_MATERIAL TO PROCESS_:

========================

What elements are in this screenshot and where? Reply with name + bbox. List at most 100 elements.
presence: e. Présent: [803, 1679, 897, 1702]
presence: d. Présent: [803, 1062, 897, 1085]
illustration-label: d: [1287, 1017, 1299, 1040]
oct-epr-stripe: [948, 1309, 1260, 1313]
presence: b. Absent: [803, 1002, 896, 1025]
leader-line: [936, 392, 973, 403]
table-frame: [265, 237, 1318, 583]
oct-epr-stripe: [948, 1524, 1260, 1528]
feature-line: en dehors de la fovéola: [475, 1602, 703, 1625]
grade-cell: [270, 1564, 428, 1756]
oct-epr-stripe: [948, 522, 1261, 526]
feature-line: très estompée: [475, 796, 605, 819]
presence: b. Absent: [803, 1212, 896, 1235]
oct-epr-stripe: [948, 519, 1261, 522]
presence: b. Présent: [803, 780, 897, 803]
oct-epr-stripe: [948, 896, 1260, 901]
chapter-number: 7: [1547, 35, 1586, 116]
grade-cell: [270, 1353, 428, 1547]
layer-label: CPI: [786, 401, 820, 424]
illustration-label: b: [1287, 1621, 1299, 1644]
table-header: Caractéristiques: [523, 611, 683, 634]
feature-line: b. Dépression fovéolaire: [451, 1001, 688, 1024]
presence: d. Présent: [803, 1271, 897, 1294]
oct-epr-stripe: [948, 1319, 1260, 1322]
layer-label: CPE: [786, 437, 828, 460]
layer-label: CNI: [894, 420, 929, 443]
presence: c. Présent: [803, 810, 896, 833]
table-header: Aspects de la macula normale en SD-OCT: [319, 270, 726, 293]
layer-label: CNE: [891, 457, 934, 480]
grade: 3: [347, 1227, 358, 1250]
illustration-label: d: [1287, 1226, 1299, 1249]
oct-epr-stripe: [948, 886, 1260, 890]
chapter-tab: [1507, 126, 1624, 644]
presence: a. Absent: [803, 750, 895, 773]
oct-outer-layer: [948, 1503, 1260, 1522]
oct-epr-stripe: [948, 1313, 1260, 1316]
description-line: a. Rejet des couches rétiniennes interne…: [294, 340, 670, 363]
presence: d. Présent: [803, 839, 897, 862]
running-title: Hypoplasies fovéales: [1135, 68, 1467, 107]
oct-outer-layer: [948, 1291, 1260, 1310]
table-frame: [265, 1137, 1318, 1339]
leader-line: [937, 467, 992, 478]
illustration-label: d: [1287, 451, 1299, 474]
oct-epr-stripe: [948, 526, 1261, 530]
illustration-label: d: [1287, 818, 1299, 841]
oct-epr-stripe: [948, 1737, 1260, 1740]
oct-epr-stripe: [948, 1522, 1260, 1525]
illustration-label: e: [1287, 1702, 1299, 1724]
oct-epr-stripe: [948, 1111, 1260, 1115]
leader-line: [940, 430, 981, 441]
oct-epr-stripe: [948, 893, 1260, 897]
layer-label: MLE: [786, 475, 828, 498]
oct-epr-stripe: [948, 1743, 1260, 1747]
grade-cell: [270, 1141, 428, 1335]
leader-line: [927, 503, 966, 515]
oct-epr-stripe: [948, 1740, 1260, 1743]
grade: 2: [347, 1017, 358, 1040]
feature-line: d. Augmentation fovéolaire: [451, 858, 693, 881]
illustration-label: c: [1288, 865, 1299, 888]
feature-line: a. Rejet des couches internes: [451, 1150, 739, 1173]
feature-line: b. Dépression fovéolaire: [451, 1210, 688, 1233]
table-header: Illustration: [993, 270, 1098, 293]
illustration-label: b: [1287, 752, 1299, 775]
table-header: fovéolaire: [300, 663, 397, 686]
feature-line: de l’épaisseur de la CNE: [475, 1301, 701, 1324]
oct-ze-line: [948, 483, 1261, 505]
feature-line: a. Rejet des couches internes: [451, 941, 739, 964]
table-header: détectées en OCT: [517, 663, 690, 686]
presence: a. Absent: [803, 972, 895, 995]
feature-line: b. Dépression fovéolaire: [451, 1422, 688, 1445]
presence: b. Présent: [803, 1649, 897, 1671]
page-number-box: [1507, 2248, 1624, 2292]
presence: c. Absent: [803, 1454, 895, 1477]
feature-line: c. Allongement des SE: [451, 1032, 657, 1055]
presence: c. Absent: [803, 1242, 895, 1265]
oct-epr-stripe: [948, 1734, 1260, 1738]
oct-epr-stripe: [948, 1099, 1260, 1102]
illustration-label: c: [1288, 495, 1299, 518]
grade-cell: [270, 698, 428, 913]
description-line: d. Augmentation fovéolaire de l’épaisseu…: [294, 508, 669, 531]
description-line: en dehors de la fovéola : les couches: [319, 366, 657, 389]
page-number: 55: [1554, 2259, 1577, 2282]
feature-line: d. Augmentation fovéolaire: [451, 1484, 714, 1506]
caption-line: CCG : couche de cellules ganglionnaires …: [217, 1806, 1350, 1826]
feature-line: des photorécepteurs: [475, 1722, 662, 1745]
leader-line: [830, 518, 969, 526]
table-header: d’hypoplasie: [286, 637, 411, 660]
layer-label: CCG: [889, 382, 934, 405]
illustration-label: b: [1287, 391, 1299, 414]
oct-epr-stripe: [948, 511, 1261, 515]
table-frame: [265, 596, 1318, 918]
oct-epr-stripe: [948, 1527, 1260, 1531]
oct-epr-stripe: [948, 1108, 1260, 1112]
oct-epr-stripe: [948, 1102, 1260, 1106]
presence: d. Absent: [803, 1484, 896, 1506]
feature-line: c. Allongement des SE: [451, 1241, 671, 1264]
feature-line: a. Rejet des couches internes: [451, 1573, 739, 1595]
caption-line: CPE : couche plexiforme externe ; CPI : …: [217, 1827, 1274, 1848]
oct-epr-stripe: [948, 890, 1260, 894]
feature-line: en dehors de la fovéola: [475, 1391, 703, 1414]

========================

_SHORT EXERCISE_: Reproduce every item above word for word, keeping the same order.

_THE REPLY_:
What elements are in this screenshot and where? Reply with name + bbox. List at most 100 elements.
presence: e. Présent: [803, 1679, 897, 1702]
presence: d. Présent: [803, 1062, 897, 1085]
illustration-label: d: [1287, 1017, 1299, 1040]
oct-epr-stripe: [948, 1309, 1260, 1313]
presence: b. Absent: [803, 1002, 896, 1025]
leader-line: [936, 392, 973, 403]
table-frame: [265, 237, 1318, 583]
oct-epr-stripe: [948, 1524, 1260, 1528]
feature-line: en dehors de la fovéola: [475, 1602, 703, 1625]
grade-cell: [270, 1564, 428, 1756]
oct-epr-stripe: [948, 522, 1261, 526]
feature-line: très estompée: [475, 796, 605, 819]
presence: b. Absent: [803, 1212, 896, 1235]
oct-epr-stripe: [948, 519, 1261, 522]
presence: b. Présent: [803, 780, 897, 803]
oct-epr-stripe: [948, 896, 1260, 901]
chapter-number: 7: [1547, 35, 1586, 116]
grade-cell: [270, 1353, 428, 1547]
layer-label: CPI: [786, 401, 820, 424]
illustration-label: b: [1287, 1621, 1299, 1644]
table-header: Caractéristiques: [523, 611, 683, 634]
feature-line: b. Dépression fovéolaire: [451, 1001, 688, 1024]
presence: d. Présent: [803, 1271, 897, 1294]
oct-epr-stripe: [948, 1319, 1260, 1322]
layer-label: CPE: [786, 437, 828, 460]
layer-label: CNI: [894, 420, 929, 443]
presence: c. Présent: [803, 810, 896, 833]
table-header: Aspects de la macula normale en SD-OCT: [319, 270, 726, 293]
layer-label: CNE: [891, 457, 934, 480]
grade: 3: [347, 1227, 358, 1250]
illustration-label: d: [1287, 1226, 1299, 1249]
oct-epr-stripe: [948, 886, 1260, 890]
chapter-tab: [1507, 126, 1624, 644]
presence: a. Absent: [803, 750, 895, 773]
oct-outer-layer: [948, 1503, 1260, 1522]
oct-epr-stripe: [948, 1313, 1260, 1316]
description-line: a. Rejet des couches rétiniennes interne…: [294, 340, 670, 363]
presence: d. Présent: [803, 839, 897, 862]
running-title: Hypoplasies fovéales: [1135, 68, 1467, 107]
oct-outer-layer: [948, 1291, 1260, 1310]
table-frame: [265, 1137, 1318, 1339]
leader-line: [937, 467, 992, 478]
illustration-label: d: [1287, 451, 1299, 474]
oct-epr-stripe: [948, 526, 1261, 530]
illustration-label: d: [1287, 818, 1299, 841]
oct-epr-stripe: [948, 1737, 1260, 1740]
oct-epr-stripe: [948, 1522, 1260, 1525]
illustration-label: e: [1287, 1702, 1299, 1724]
oct-epr-stripe: [948, 1111, 1260, 1115]
leader-line: [940, 430, 981, 441]
oct-epr-stripe: [948, 893, 1260, 897]
layer-label: MLE: [786, 475, 828, 498]
oct-epr-stripe: [948, 1743, 1260, 1747]
grade-cell: [270, 1141, 428, 1335]
leader-line: [927, 503, 966, 515]
oct-epr-stripe: [948, 1740, 1260, 1743]
grade: 2: [347, 1017, 358, 1040]
feature-line: d. Augmentation fovéolaire: [451, 858, 693, 881]
illustration-label: c: [1288, 865, 1299, 888]
feature-line: a. Rejet des couches internes: [451, 1150, 739, 1173]
feature-line: b. Dépression fovéolaire: [451, 1210, 688, 1233]
table-header: Illustration: [993, 270, 1098, 293]
illustration-label: b: [1287, 752, 1299, 775]
table-header: fovéolaire: [300, 663, 397, 686]
feature-line: de l’épaisseur de la CNE: [475, 1301, 701, 1324]
oct-ze-line: [948, 483, 1261, 505]
feature-line: a. Rejet des couches internes: [451, 941, 739, 964]
table-header: détectées en OCT: [517, 663, 690, 686]
presence: a. Absent: [803, 972, 895, 995]
feature-line: b. Dépression fovéolaire: [451, 1422, 688, 1445]
presence: b. Présent: [803, 1649, 897, 1671]
page-number-box: [1507, 2248, 1624, 2292]
presence: c. Absent: [803, 1454, 895, 1477]
feature-line: c. Allongement des SE: [451, 1032, 657, 1055]
presence: c. Absent: [803, 1242, 895, 1265]
oct-epr-stripe: [948, 1734, 1260, 1738]
oct-epr-stripe: [948, 1099, 1260, 1102]
illustration-label: c: [1288, 495, 1299, 518]
grade-cell: [270, 698, 428, 913]
description-line: d. Augmentation fovéolaire de l’épaisseu…: [294, 508, 669, 531]
description-line: en dehors de la fovéola : les couches: [319, 366, 657, 389]
page-number: 55: [1554, 2259, 1577, 2282]
feature-line: d. Augmentation fovéolaire: [451, 1484, 714, 1506]
caption-line: CCG : couche de cellules ganglionnaires …: [217, 1806, 1350, 1826]
feature-line: des photorécepteurs: [475, 1722, 662, 1745]
leader-line: [830, 518, 969, 526]
table-header: d’hypoplasie: [286, 637, 411, 660]
layer-label: CCG: [889, 382, 934, 405]
illustration-label: b: [1287, 391, 1299, 414]
oct-epr-stripe: [948, 511, 1261, 515]
table-frame: [265, 596, 1318, 918]
oct-epr-stripe: [948, 1527, 1260, 1531]
oct-epr-stripe: [948, 1108, 1260, 1112]
oct-epr-stripe: [948, 1102, 1260, 1106]
presence: d. Absent: [803, 1484, 896, 1506]
feature-line: c. Allongement des SE: [451, 1241, 671, 1264]
feature-line: a. Rejet des couches internes: [451, 1573, 739, 1595]
caption-line: CPE : couche plexiforme externe ; CPI : …: [217, 1827, 1274, 1848]
oct-epr-stripe: [948, 890, 1260, 894]
feature-line: en dehors de la fovéola: [475, 1391, 703, 1414]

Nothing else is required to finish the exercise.